- **Dataset excerpts**:
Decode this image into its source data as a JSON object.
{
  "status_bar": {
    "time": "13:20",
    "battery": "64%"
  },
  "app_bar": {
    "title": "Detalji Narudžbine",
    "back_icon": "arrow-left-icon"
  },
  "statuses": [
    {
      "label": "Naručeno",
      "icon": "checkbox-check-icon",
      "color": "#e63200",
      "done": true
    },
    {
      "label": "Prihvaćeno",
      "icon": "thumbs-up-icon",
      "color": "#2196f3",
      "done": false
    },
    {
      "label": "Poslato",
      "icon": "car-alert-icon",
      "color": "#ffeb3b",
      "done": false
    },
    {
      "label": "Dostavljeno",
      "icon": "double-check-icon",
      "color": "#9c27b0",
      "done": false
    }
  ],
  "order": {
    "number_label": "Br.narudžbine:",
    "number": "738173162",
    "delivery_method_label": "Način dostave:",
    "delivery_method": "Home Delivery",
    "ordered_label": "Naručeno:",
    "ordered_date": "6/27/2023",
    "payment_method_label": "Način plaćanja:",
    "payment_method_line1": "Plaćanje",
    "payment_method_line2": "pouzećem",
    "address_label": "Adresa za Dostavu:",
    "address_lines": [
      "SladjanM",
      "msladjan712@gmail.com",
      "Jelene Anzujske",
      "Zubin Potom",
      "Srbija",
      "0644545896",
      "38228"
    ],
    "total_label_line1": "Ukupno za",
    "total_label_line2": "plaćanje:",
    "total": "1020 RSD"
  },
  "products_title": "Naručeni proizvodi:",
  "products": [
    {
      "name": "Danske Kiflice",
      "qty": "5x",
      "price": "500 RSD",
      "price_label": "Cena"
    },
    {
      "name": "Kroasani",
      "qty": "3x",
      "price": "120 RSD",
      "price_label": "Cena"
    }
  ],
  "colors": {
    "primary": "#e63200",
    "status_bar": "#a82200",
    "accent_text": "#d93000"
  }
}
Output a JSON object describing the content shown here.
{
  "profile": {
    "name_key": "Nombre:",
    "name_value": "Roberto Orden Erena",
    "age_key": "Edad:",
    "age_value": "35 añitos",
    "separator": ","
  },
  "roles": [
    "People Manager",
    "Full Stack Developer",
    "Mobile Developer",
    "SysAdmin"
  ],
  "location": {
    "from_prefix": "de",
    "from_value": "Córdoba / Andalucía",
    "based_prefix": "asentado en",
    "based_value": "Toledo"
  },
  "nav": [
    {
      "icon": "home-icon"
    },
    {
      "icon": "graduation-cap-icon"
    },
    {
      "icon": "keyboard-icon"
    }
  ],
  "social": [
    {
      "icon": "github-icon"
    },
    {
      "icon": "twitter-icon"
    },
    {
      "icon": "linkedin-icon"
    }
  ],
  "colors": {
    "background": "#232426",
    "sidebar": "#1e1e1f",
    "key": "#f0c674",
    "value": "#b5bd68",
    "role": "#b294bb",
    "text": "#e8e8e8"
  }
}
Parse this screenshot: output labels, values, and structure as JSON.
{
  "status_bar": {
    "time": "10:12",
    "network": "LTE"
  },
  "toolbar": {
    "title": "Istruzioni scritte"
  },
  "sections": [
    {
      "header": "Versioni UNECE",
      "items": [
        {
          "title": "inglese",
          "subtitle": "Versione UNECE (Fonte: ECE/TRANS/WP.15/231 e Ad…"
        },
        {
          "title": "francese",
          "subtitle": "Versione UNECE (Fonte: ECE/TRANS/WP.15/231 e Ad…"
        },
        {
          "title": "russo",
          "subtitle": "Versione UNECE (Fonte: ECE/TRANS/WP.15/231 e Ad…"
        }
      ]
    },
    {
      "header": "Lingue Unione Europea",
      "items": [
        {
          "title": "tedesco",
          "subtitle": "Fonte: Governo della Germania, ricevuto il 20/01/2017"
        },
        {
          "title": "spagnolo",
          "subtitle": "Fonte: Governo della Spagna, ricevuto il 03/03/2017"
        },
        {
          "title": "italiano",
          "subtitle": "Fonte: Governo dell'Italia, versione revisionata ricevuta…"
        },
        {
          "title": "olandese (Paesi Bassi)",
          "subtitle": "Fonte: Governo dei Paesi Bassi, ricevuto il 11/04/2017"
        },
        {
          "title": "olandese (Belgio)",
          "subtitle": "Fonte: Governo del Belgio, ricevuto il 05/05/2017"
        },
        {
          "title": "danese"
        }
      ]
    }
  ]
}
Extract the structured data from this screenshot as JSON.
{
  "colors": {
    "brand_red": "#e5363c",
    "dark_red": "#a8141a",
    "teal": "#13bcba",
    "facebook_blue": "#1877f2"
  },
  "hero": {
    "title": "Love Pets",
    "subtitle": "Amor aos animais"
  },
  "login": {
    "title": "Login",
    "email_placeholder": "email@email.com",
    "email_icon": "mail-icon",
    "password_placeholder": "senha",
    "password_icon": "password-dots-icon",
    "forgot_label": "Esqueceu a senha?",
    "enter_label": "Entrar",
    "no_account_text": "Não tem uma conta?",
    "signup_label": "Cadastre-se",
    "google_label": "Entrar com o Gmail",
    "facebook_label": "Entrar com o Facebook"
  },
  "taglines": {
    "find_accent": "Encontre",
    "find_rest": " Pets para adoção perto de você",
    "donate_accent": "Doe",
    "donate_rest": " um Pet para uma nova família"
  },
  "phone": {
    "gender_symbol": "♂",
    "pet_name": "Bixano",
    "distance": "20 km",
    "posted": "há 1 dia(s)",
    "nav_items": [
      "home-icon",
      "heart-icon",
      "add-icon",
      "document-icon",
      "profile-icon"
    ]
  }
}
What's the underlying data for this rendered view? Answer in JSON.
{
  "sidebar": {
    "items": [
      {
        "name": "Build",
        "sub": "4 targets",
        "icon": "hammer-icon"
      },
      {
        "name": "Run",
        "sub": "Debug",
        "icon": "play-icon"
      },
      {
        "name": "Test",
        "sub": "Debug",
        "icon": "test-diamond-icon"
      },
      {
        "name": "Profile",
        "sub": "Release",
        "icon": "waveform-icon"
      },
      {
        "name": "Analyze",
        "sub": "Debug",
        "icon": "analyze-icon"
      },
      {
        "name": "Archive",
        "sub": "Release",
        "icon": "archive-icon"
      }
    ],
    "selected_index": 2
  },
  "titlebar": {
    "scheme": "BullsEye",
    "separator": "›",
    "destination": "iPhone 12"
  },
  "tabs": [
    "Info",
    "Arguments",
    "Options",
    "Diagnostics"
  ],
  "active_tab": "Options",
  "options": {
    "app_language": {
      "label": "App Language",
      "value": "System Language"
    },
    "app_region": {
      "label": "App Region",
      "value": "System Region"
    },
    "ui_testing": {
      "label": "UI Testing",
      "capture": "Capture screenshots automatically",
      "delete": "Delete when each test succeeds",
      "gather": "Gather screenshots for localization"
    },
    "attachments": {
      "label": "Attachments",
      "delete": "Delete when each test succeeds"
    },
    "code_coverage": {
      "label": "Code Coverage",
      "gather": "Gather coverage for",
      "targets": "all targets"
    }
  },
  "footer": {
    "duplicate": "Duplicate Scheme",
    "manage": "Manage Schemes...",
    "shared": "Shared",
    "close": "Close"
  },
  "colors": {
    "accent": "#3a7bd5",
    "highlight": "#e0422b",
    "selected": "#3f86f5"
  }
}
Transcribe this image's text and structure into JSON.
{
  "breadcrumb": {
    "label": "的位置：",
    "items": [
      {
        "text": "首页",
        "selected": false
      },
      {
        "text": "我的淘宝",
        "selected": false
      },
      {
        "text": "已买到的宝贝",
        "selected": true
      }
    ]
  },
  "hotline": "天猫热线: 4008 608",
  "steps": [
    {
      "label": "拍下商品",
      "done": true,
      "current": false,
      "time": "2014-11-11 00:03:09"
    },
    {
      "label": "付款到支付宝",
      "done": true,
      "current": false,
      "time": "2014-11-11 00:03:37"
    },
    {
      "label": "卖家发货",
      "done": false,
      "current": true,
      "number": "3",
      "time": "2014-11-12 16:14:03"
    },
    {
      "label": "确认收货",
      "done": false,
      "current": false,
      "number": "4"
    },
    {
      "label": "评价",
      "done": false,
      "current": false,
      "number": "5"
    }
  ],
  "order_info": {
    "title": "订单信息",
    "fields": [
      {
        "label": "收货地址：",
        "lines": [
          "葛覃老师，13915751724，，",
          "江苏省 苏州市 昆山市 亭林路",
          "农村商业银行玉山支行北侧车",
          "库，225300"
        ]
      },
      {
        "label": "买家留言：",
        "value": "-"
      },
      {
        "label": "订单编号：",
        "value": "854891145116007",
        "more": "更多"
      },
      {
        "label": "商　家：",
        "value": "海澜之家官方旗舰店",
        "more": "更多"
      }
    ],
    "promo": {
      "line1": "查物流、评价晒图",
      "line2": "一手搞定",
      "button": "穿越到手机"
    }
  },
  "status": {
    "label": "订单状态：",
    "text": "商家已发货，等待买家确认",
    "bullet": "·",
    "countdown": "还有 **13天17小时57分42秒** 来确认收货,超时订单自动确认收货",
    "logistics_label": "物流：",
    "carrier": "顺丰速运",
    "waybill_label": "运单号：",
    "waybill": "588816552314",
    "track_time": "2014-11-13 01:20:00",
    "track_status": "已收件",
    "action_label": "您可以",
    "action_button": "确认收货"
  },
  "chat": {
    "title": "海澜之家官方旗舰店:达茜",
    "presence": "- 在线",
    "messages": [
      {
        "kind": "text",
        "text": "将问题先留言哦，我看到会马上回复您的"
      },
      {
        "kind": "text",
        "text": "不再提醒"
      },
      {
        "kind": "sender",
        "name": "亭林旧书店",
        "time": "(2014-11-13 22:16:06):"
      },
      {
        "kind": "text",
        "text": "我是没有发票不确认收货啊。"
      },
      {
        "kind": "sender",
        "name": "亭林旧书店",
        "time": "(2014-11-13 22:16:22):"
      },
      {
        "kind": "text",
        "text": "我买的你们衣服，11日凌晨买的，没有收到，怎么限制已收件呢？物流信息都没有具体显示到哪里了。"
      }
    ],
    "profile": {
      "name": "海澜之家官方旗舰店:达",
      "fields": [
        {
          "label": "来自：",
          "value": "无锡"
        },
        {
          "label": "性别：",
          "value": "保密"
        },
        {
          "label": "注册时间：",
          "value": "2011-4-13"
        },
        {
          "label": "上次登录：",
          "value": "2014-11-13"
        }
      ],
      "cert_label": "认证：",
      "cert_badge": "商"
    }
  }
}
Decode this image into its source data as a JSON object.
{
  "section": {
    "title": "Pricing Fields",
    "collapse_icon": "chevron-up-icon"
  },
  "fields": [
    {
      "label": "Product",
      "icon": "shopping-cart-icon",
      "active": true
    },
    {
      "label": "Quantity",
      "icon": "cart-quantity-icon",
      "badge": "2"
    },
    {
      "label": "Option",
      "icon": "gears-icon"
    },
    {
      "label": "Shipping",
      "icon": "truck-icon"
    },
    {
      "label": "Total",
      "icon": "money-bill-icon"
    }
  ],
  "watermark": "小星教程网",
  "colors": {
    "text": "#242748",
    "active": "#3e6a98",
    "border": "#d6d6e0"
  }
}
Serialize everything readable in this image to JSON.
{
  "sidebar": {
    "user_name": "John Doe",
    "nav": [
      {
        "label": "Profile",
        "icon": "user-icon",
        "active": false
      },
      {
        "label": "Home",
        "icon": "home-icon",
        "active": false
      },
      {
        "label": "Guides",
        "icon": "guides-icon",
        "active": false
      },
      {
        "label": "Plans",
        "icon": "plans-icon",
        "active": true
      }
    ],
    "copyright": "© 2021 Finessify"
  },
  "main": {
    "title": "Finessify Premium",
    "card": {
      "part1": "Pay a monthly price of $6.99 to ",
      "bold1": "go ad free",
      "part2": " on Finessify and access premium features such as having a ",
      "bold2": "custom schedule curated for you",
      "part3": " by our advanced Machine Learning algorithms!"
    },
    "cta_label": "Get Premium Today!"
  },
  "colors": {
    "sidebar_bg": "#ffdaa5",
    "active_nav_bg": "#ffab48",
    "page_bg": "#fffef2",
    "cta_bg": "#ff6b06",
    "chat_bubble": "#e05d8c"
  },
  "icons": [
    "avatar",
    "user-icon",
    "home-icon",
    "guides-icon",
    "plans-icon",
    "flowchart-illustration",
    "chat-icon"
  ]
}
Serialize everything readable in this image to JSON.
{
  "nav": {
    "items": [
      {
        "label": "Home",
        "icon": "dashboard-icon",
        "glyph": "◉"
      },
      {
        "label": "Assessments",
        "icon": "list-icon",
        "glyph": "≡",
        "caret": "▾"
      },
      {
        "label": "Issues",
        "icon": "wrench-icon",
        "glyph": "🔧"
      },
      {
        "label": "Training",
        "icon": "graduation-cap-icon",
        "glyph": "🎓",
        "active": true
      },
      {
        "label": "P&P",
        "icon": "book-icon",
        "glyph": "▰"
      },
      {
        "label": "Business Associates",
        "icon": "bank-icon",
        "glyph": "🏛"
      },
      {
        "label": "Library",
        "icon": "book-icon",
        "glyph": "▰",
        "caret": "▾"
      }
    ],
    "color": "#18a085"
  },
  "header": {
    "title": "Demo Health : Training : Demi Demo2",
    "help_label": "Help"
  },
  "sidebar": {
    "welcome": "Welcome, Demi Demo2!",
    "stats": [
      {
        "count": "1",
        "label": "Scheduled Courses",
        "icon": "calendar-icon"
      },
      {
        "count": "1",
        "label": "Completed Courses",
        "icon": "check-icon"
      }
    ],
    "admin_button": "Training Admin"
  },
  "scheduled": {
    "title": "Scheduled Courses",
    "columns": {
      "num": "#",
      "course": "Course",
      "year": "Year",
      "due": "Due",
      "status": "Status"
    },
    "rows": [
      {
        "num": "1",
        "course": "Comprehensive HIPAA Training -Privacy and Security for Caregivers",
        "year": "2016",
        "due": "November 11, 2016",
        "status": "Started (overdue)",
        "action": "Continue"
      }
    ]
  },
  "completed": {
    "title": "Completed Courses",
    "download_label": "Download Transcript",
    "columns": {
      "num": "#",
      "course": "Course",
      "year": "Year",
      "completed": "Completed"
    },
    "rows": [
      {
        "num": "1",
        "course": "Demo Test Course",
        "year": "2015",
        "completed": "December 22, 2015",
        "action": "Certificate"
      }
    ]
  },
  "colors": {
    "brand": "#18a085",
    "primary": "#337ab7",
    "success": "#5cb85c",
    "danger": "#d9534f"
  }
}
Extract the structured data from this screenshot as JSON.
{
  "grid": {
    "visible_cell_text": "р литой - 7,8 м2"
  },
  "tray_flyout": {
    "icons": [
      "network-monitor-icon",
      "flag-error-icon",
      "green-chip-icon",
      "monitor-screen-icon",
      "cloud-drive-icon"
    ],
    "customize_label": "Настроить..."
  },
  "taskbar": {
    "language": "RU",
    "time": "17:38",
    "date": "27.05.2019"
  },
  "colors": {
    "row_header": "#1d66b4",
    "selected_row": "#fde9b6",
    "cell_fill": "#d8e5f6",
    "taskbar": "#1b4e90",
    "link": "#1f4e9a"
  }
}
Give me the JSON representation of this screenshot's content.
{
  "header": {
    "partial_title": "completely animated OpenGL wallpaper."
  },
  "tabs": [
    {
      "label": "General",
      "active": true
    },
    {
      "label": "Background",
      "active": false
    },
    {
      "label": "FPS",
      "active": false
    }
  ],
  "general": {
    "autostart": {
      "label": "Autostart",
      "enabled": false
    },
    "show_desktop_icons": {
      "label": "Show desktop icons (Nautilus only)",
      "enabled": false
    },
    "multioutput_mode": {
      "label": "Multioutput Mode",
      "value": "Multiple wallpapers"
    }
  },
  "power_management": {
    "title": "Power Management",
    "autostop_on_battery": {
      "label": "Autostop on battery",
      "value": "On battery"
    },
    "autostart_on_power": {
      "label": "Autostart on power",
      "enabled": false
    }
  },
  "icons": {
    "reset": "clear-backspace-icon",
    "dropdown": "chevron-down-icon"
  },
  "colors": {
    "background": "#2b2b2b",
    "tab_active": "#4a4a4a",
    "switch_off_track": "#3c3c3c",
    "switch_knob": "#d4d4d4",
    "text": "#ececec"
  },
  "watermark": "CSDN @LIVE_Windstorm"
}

- **Given exercise**: In the records above, locate each line with the word "graduation". Copy all such lines.

- **Worked solution**:
      "icon": "graduation-cap-icon"
        "icon": "graduation-cap-icon",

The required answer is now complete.